_MATERIAL TO PROCESS_:
◇ ◇ ◇ ◇ ◇
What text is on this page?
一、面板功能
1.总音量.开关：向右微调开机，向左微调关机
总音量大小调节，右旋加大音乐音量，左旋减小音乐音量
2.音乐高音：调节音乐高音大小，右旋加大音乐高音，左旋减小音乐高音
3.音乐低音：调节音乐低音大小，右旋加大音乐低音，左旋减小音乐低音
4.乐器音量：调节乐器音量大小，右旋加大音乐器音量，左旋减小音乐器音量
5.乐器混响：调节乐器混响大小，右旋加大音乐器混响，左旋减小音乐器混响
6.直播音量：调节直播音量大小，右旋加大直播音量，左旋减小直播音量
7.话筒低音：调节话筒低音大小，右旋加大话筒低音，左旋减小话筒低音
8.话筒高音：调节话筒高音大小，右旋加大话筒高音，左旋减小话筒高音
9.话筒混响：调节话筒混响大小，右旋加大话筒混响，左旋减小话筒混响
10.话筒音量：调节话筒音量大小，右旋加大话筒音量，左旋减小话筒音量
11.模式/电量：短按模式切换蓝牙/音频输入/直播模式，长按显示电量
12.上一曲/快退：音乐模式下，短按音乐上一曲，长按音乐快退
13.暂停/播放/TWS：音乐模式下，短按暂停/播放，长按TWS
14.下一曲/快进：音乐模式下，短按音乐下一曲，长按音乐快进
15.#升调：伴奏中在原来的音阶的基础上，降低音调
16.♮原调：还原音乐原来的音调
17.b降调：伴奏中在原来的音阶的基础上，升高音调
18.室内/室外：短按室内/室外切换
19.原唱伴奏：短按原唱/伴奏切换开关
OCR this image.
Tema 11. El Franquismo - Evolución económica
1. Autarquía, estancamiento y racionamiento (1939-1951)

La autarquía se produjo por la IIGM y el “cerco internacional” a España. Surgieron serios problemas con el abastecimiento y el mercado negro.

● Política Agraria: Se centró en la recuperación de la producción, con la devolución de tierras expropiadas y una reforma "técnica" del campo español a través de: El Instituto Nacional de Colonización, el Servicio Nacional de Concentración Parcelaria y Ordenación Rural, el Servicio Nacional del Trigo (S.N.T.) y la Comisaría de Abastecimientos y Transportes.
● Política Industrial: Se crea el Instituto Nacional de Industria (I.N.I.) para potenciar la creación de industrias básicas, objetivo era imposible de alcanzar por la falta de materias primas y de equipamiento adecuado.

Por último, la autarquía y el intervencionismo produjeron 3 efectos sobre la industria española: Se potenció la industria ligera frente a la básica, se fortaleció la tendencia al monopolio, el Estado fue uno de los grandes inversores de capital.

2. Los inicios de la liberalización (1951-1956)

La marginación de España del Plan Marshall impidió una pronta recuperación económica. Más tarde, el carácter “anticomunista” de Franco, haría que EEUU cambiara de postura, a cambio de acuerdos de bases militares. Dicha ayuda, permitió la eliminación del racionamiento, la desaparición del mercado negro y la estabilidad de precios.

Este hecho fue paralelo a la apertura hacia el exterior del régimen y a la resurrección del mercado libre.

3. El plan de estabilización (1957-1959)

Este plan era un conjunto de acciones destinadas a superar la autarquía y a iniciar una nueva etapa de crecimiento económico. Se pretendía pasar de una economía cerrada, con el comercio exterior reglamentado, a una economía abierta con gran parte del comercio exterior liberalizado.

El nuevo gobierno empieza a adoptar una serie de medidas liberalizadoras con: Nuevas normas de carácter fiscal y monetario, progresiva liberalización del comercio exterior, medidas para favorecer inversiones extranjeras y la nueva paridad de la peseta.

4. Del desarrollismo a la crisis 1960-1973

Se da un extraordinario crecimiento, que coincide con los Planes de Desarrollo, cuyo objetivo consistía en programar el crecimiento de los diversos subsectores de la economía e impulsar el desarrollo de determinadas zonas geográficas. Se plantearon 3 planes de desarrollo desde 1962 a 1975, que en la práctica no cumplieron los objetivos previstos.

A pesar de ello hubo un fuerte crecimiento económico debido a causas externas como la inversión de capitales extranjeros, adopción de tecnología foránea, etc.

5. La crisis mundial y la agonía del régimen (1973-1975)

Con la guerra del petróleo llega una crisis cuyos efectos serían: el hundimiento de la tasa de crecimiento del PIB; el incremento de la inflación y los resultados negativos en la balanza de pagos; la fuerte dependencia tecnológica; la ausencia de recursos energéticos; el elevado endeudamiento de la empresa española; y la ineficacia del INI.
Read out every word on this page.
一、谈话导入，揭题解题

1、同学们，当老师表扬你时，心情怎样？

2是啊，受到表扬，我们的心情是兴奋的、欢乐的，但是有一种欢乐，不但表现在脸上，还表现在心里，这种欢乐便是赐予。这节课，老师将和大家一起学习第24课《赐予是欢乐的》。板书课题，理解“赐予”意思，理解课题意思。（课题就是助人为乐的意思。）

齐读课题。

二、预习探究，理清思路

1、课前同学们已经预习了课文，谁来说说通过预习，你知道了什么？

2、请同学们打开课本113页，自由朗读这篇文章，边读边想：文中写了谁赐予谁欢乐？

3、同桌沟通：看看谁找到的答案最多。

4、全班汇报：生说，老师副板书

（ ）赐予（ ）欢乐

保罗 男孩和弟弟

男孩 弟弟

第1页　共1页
◇ ◇ ◇ ◇ ◇
_SET PROBLEM_: Reproduce the material above without altering a single character.

_THE ANSWER_:
What text is on this page?
一、面板功能
1.总音量.开关：向右微调开机，向左微调关机
总音量大小调节，右旋加大音乐音量，左旋减小音乐音量
2.音乐高音：调节音乐高音大小，右旋加大音乐高音，左旋减小音乐高音
3.音乐低音：调节音乐低音大小，右旋加大音乐低音，左旋减小音乐低音
4.乐器音量：调节乐器音量大小，右旋加大音乐器音量，左旋减小音乐器音量
5.乐器混响：调节乐器混响大小，右旋加大音乐器混响，左旋减小音乐器混响
6.直播音量：调节直播音量大小，右旋加大直播音量，左旋减小直播音量
7.话筒低音：调节话筒低音大小，右旋加大话筒低音，左旋减小话筒低音
8.话筒高音：调节话筒高音大小，右旋加大话筒高音，左旋减小话筒高音
9.话筒混响：调节话筒混响大小，右旋加大话筒混响，左旋减小话筒混响
10.话筒音量：调节话筒音量大小，右旋加大话筒音量，左旋减小话筒音量
11.模式/电量：短按模式切换蓝牙/音频输入/直播模式，长按显示电量
12.上一曲/快退：音乐模式下，短按音乐上一曲，长按音乐快退
13.暂停/播放/TWS：音乐模式下，短按暂停/播放，长按TWS
14.下一曲/快进：音乐模式下，短按音乐下一曲，长按音乐快进
15.#升调：伴奏中在原来的音阶的基础上，降低音调
16.♮原调：还原音乐原来的音调
17.b降调：伴奏中在原来的音阶的基础上，升高音调
18.室内/室外：短按室内/室外切换
19.原唱伴奏：短按原唱/伴奏切换开关
OCR this image.
Tema 11. El Franquismo - Evolución económica
1. Autarquía, estancamiento y racionamiento (1939-1951)

La autarquía se produjo por la IIGM y el “cerco internacional” a España. Surgieron serios problemas con el abastecimiento y el mercado negro.

● Política Agraria: Se centró en la recuperación de la producción, con la devolución de tierras expropiadas y una reforma "técnica" del campo español a través de: El Instituto Nacional de Colonización, el Servicio Nacional de Concentración Parcelaria y Ordenación Rural, el Servicio Nacional del Trigo (S.N.T.) y la Comisaría de Abastecimientos y Transportes.
● Política Industrial: Se crea el Instituto Nacional de Industria (I.N.I.) para potenciar la creación de industrias básicas, objetivo era imposible de alcanzar por la falta de materias primas y de equipamiento adecuado.

Por último, la autarquía y el intervencionismo produjeron 3 efectos sobre la industria española: Se potenció la industria ligera frente a la básica, se fortaleció la tendencia al monopolio, el Estado fue uno de los grandes inversores de capital.

2. Los inicios de la liberalización (1951-1956)

La marginación de España del Plan Marshall impidió una pronta recuperación económica. Más tarde, el carácter “anticomunista” de Franco, haría que EEUU cambiara de postura, a cambio de acuerdos de bases militares. Dicha ayuda, permitió la eliminación del racionamiento, la desaparición del mercado negro y la estabilidad de precios.

Este hecho fue paralelo a la apertura hacia el exterior del régimen y a la resurrección del mercado libre.

3. El plan de estabilización (1957-1959)

Este plan era un conjunto de acciones destinadas a superar la autarquía y a iniciar una nueva etapa de crecimiento económico. Se pretendía pasar de una economía cerrada, con el comercio exterior reglamentado, a una economía abierta con gran parte del comercio exterior liberalizado.

El nuevo gobierno empieza a adoptar una serie de medidas liberalizadoras con: Nuevas normas de carácter fiscal y monetario, progresiva liberalización del comercio exterior, medidas para favorecer inversiones extranjeras y la nueva paridad de la peseta.

4. Del desarrollismo a la crisis 1960-1973

Se da un extraordinario crecimiento, que coincide con los Planes de Desarrollo, cuyo objetivo consistía en programar el crecimiento de los diversos subsectores de la economía e impulsar el desarrollo de determinadas zonas geográficas. Se plantearon 3 planes de desarrollo desde 1962 a 1975, que en la práctica no cumplieron los objetivos previstos.

A pesar de ello hubo un fuerte crecimiento económico debido a causas externas como la inversión de capitales extranjeros, adopción de tecnología foránea, etc.

5. La crisis mundial y la agonía del régimen (1973-1975)

Con la guerra del petróleo llega una crisis cuyos efectos serían: el hundimiento de la tasa de crecimiento del PIB; el incremento de la inflación y los resultados negativos en la balanza de pagos; la fuerte dependencia tecnológica; la ausencia de recursos energéticos; el elevado endeudamiento de la empresa española; y la ineficacia del INI.
Read out every word on this page.
一、谈话导入，揭题解题

1、同学们，当老师表扬你时，心情怎样？

2是啊，受到表扬，我们的心情是兴奋的、欢乐的，但是有一种欢乐，不但表现在脸上，还表现在心里，这种欢乐便是赐予。这节课，老师将和大家一起学习第24课《赐予是欢乐的》。板书课题，理解“赐予”意思，理解课题意思。（课题就是助人为乐的意思。）

齐读课题。

二、预习探究，理清思路

1、课前同学们已经预习了课文，谁来说说通过预习，你知道了什么？

2、请同学们打开课本113页，自由朗读这篇文章，边读边想：文中写了谁赐予谁欢乐？

3、同桌沟通：看看谁找到的答案最多。

4、全班汇报：生说，老师副板书

（ ）赐予（ ）欢乐

保罗 男孩和弟弟

男孩 弟弟

第1页　共1页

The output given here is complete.